Rows from a figure dataset:
────

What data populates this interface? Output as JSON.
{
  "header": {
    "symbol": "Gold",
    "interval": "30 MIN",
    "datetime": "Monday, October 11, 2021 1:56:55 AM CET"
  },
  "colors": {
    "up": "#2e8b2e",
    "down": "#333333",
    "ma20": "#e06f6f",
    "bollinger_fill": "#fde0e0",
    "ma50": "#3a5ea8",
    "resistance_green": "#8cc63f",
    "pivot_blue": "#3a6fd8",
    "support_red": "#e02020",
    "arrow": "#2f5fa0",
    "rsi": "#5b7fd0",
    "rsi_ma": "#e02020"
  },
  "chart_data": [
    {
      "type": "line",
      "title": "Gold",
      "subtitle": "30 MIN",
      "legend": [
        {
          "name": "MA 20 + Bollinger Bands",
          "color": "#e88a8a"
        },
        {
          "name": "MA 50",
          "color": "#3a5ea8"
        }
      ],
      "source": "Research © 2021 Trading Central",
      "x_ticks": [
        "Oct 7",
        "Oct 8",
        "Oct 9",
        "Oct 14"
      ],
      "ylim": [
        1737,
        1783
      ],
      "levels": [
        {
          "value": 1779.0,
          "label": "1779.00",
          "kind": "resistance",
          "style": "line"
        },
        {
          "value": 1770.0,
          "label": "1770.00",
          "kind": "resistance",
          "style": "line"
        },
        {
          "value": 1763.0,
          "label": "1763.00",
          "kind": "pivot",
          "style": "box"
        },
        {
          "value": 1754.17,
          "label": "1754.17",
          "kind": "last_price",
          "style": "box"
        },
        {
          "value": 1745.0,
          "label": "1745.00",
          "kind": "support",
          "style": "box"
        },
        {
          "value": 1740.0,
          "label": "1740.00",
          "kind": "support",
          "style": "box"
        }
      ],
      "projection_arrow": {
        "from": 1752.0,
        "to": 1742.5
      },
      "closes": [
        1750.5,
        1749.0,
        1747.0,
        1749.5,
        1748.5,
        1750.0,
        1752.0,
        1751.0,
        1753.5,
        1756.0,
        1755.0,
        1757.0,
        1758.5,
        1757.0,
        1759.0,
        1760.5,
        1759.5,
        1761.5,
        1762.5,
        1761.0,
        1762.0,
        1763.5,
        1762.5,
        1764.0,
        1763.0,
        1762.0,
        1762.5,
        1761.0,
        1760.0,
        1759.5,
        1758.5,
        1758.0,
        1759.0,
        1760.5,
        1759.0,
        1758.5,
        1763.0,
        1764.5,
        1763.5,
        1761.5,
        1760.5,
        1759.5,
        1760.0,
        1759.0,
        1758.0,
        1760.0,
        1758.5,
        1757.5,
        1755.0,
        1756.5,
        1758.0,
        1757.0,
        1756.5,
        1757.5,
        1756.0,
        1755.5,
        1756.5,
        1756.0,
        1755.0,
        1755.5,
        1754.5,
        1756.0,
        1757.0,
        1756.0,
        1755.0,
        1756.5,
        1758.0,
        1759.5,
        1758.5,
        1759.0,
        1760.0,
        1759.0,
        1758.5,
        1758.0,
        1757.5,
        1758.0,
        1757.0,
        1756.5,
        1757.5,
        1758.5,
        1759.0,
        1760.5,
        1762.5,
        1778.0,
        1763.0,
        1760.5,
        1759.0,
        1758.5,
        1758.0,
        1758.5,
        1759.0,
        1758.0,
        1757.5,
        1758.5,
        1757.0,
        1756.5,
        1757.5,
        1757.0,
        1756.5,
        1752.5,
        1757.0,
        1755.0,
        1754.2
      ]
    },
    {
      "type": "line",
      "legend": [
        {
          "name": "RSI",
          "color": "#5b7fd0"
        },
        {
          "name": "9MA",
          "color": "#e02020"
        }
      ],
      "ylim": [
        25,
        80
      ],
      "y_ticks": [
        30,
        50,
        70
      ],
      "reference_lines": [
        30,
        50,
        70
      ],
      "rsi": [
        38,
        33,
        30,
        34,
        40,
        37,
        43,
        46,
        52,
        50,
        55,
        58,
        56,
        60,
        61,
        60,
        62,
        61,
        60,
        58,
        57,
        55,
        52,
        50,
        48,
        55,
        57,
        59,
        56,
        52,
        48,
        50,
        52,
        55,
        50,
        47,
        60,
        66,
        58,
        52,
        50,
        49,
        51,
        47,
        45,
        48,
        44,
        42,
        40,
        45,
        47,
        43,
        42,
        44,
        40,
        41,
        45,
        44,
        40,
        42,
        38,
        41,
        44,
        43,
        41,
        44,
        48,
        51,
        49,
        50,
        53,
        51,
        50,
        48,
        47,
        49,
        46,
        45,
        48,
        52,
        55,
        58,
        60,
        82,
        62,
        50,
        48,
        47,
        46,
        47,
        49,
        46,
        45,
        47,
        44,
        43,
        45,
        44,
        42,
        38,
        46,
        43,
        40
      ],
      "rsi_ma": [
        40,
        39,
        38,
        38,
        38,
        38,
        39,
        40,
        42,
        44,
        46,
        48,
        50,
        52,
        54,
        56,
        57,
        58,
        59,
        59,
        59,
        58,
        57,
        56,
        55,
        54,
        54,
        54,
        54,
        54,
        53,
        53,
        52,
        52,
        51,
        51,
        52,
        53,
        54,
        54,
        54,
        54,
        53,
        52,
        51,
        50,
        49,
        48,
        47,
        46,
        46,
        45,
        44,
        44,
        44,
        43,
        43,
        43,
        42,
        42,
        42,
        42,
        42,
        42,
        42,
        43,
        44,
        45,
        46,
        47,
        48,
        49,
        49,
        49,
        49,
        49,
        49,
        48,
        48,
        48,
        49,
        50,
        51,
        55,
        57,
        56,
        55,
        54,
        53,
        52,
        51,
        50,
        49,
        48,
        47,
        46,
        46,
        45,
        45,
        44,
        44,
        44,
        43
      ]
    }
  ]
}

────

• [Work to do] Retype all of the entries precisely as they are.

• [Answer in full]
What data populates this interface? Output as JSON.
{
  "header": {
    "symbol": "Gold",
    "interval": "30 MIN",
    "datetime": "Monday, October 11, 2021 1:56:55 AM CET"
  },
  "colors": {
    "up": "#2e8b2e",
    "down": "#333333",
    "ma20": "#e06f6f",
    "bollinger_fill": "#fde0e0",
    "ma50": "#3a5ea8",
    "resistance_green": "#8cc63f",
    "pivot_blue": "#3a6fd8",
    "support_red": "#e02020",
    "arrow": "#2f5fa0",
    "rsi": "#5b7fd0",
    "rsi_ma": "#e02020"
  },
  "chart_data": [
    {
      "type": "line",
      "title": "Gold",
      "subtitle": "30 MIN",
      "legend": [
        {
          "name": "MA 20 + Bollinger Bands",
          "color": "#e88a8a"
        },
        {
          "name": "MA 50",
          "color": "#3a5ea8"
        }
      ],
      "source": "Research © 2021 Trading Central",
      "x_ticks": [
        "Oct 7",
        "Oct 8",
        "Oct 9",
        "Oct 14"
      ],
      "ylim": [
        1737,
        1783
      ],
      "levels": [
        {
          "value": 1779.0,
          "label": "1779.00",
          "kind": "resistance",
          "style": "line"
        },
        {
          "value": 1770.0,
          "label": "1770.00",
          "kind": "resistance",
          "style": "line"
        },
        {
          "value": 1763.0,
          "label": "1763.00",
          "kind": "pivot",
          "style": "box"
        },
        {
          "value": 1754.17,
          "label": "1754.17",
          "kind": "last_price",
          "style": "box"
        },
        {
          "value": 1745.0,
          "label": "1745.00",
          "kind": "support",
          "style": "box"
        },
        {
          "value": 1740.0,
          "label": "1740.00",
          "kind": "support",
          "style": "box"
        }
      ],
      "projection_arrow": {
        "from": 1752.0,
        "to": 1742.5
      },
      "closes": [
        1750.5,
        1749.0,
        1747.0,
        1749.5,
        1748.5,
        1750.0,
        1752.0,
        1751.0,
        1753.5,
        1756.0,
        1755.0,
        1757.0,
        1758.5,
        1757.0,
        1759.0,
        1760.5,
        1759.5,
        1761.5,
        1762.5,
        1761.0,
        1762.0,
        1763.5,
        1762.5,
        1764.0,
        1763.0,
        1762.0,
        1762.5,
        1761.0,
        1760.0,
        1759.5,
        1758.5,
        1758.0,
        1759.0,
        1760.5,
        1759.0,
        1758.5,
        1763.0,
        1764.5,
        1763.5,
        1761.5,
        1760.5,
        1759.5,
        1760.0,
        1759.0,
        1758.0,
        1760.0,
        1758.5,
        1757.5,
        1755.0,
        1756.5,
        1758.0,
        1757.0,
        1756.5,
        1757.5,
        1756.0,
        1755.5,
        1756.5,
        1756.0,
        1755.0,
        1755.5,
        1754.5,
        1756.0,
        1757.0,
        1756.0,
        1755.0,
        1756.5,
        1758.0,
        1759.5,
        1758.5,
        1759.0,
        1760.0,
        1759.0,
        1758.5,
        1758.0,
        1757.5,
        1758.0,
        1757.0,
        1756.5,
        1757.5,
        1758.5,
        1759.0,
        1760.5,
        1762.5,
        1778.0,
        1763.0,
        1760.5,
        1759.0,
        1758.5,
        1758.0,
        1758.5,
        1759.0,
        1758.0,
        1757.5,
        1758.5,
        1757.0,
        1756.5,
        1757.5,
        1757.0,
        1756.5,
        1752.5,
        1757.0,
        1755.0,
        1754.2
      ]
    },
    {
      "type": "line",
      "legend": [
        {
          "name": "RSI",
          "color": "#5b7fd0"
        },
        {
          "name": "9MA",
          "color": "#e02020"
        }
      ],
      "ylim": [
        25,
        80
      ],
      "y_ticks": [
        30,
        50,
        70
      ],
      "reference_lines": [
        30,
        50,
        70
      ],
      "rsi": [
        38,
        33,
        30,
        34,
        40,
        37,
        43,
        46,
        52,
        50,
        55,
        58,
        56,
        60,
        61,
        60,
        62,
        61,
        60,
        58,
        57,
        55,
        52,
        50,
        48,
        55,
        57,
        59,
        56,
        52,
        48,
        50,
        52,
        55,
        50,
        47,
        60,
        66,
        58,
        52,
        50,
        49,
        51,
        47,
        45,
        48,
        44,
        42,
        40,
        45,
        47,
        43,
        42,
        44,
        40,
        41,
        45,
        44,
        40,
        42,
        38,
        41,
        44,
        43,
        41,
        44,
        48,
        51,
        49,
        50,
        53,
        51,
        50,
        48,
        47,
        49,
        46,
        45,
        48,
        52,
        55,
        58,
        60,
        82,
        62,
        50,
        48,
        47,
        46,
        47,
        49,
        46,
        45,
        47,
        44,
        43,
        45,
        44,
        42,
        38,
        46,
        43,
        40
      ],
      "rsi_ma": [
        40,
        39,
        38,
        38,
        38,
        38,
        39,
        40,
        42,
        44,
        46,
        48,
        50,
        52,
        54,
        56,
        57,
        58,
        59,
        59,
        59,
        58,
        57,
        56,
        55,
        54,
        54,
        54,
        54,
        54,
        53,
        53,
        52,
        52,
        51,
        51,
        52,
        53,
        54,
        54,
        54,
        54,
        53,
        52,
        51,
        50,
        49,
        48,
        47,
        46,
        46,
        45,
        44,
        44,
        44,
        43,
        43,
        43,
        42,
        42,
        42,
        42,
        42,
        42,
        42,
        43,
        44,
        45,
        46,
        47,
        48,
        49,
        49,
        49,
        49,
        49,
        49,
        48,
        48,
        48,
        49,
        50,
        51,
        55,
        57,
        56,
        55,
        54,
        53,
        52,
        51,
        50,
        49,
        48,
        47,
        46,
        46,
        45,
        45,
        44,
        44,
        44,
        43
      ]
    }
  ]
}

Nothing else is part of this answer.